--- Records shown ---

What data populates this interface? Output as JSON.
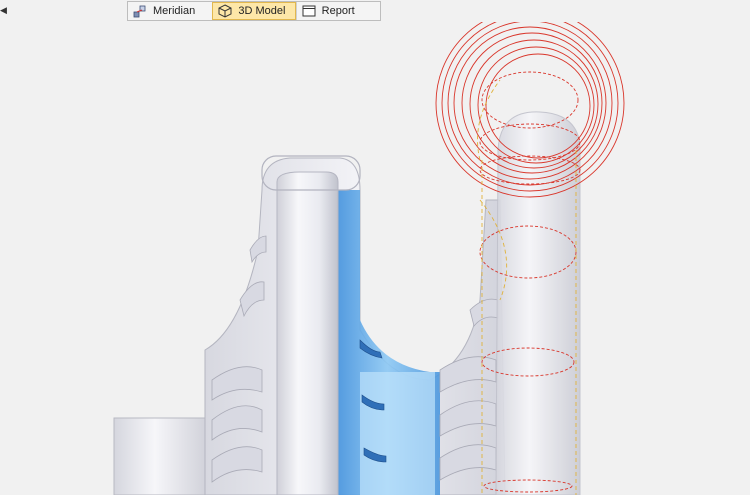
{
  "toolbar": {
    "collapse_icon": "triangle-left-icon",
    "tabs": [
      {
        "label": "Meridian",
        "icon": "meridian-icon",
        "active": false
      },
      {
        "label": "3D Model",
        "icon": "cube-icon",
        "active": true
      },
      {
        "label": "Report",
        "icon": "report-window-icon",
        "active": false
      }
    ]
  },
  "colors": {
    "background": "#f1f1f1",
    "active_tab": "#fde7a8",
    "casing": "#e8e8ee",
    "hub_blue": "#5ea8e6",
    "volute_wire": "#d9362b"
  }
}
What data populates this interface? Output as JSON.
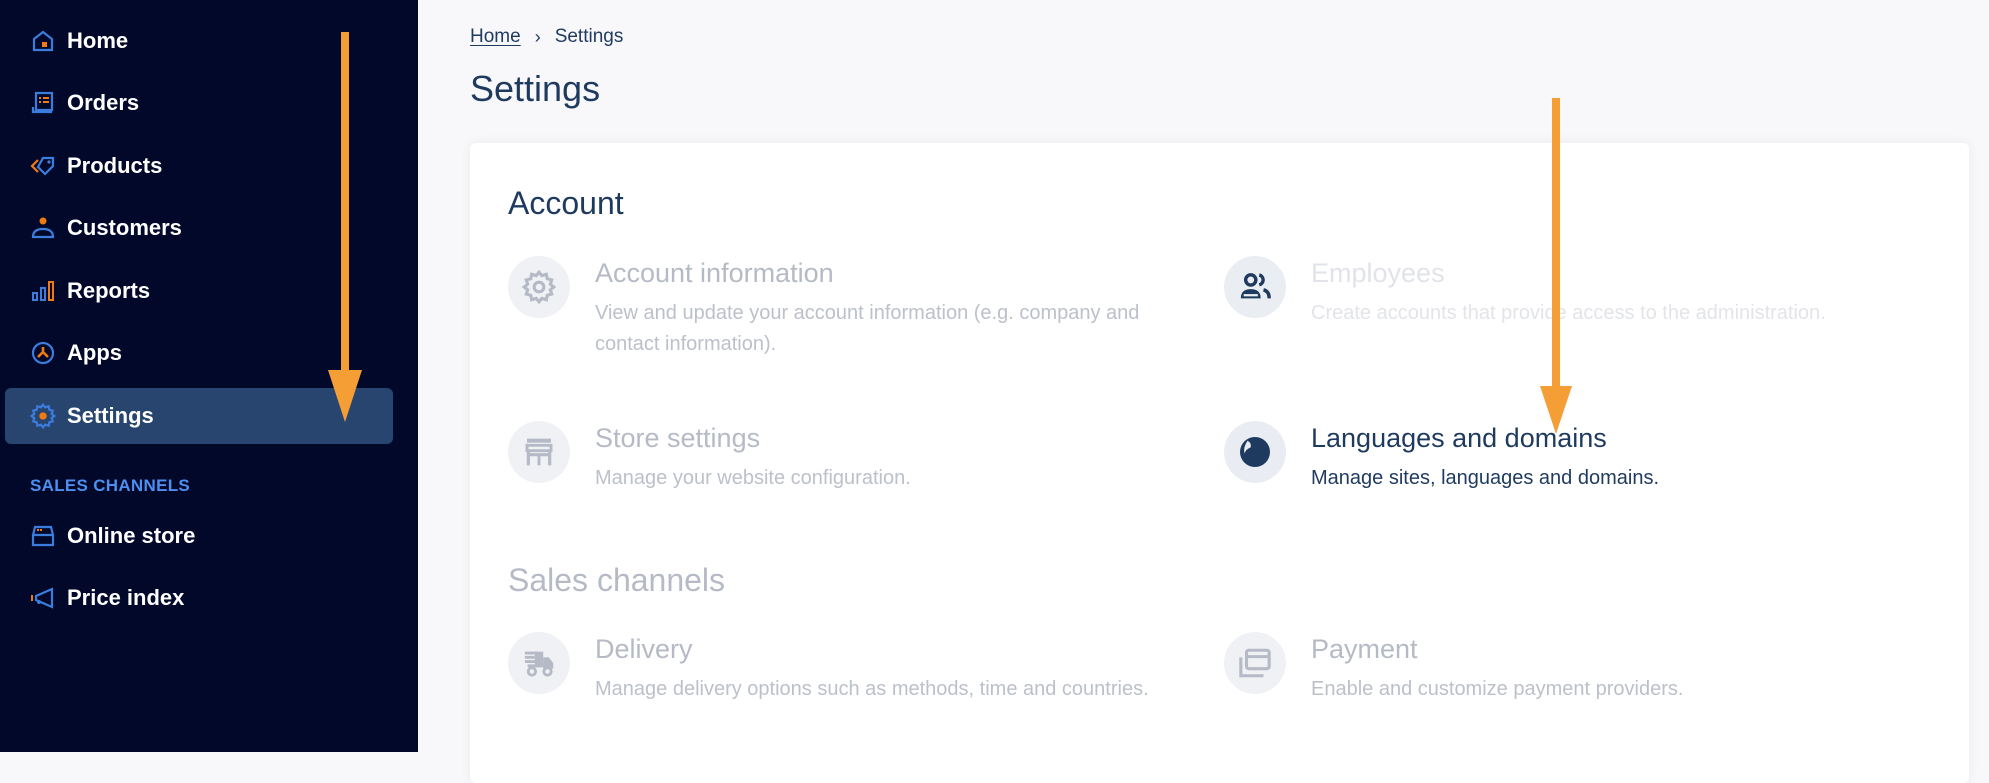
{
  "sidebar": {
    "items": [
      {
        "label": "Home",
        "icon": "home-icon"
      },
      {
        "label": "Orders",
        "icon": "orders-icon"
      },
      {
        "label": "Products",
        "icon": "tag-icon"
      },
      {
        "label": "Customers",
        "icon": "person-icon"
      },
      {
        "label": "Reports",
        "icon": "bar-chart-icon"
      },
      {
        "label": "Apps",
        "icon": "apps-icon"
      },
      {
        "label": "Settings",
        "icon": "gear-icon",
        "active": true
      }
    ],
    "section_label": "SALES CHANNELS",
    "channels": [
      {
        "label": "Online store",
        "icon": "storefront-icon"
      },
      {
        "label": "Price index",
        "icon": "megaphone-icon"
      }
    ]
  },
  "breadcrumb": {
    "home": "Home",
    "separator": "›",
    "current": "Settings"
  },
  "page": {
    "title": "Settings"
  },
  "sections": {
    "account": {
      "heading": "Account",
      "items": [
        {
          "title": "Account information",
          "description": "View and update your account information (e.g. company and contact information).",
          "icon": "gear-icon"
        },
        {
          "title": "Employees",
          "description": "Create accounts that provide access to the administration.",
          "icon": "people-icon"
        },
        {
          "title": "Store settings",
          "description": "Manage your website configuration.",
          "icon": "store-icon"
        },
        {
          "title": "Languages and domains",
          "description": "Manage sites, languages and domains.",
          "icon": "globe-icon"
        }
      ]
    },
    "sales_channels": {
      "heading": "Sales channels",
      "items": [
        {
          "title": "Delivery",
          "description": "Manage delivery options such as methods, time and countries.",
          "icon": "truck-icon"
        },
        {
          "title": "Payment",
          "description": "Enable and customize payment providers.",
          "icon": "payment-card-icon"
        }
      ]
    }
  },
  "colors": {
    "sidebar_bg": "#020829",
    "sidebar_active": "#27456e",
    "accent_blue": "#3b7ddd",
    "accent_orange": "#f07a14",
    "annotation_arrow": "#f59e35",
    "text_primary": "#1f3a5f"
  }
}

---

**What you will do**
Give the count of lines in the records that contain "Manage", and no other text.

**Full response**
3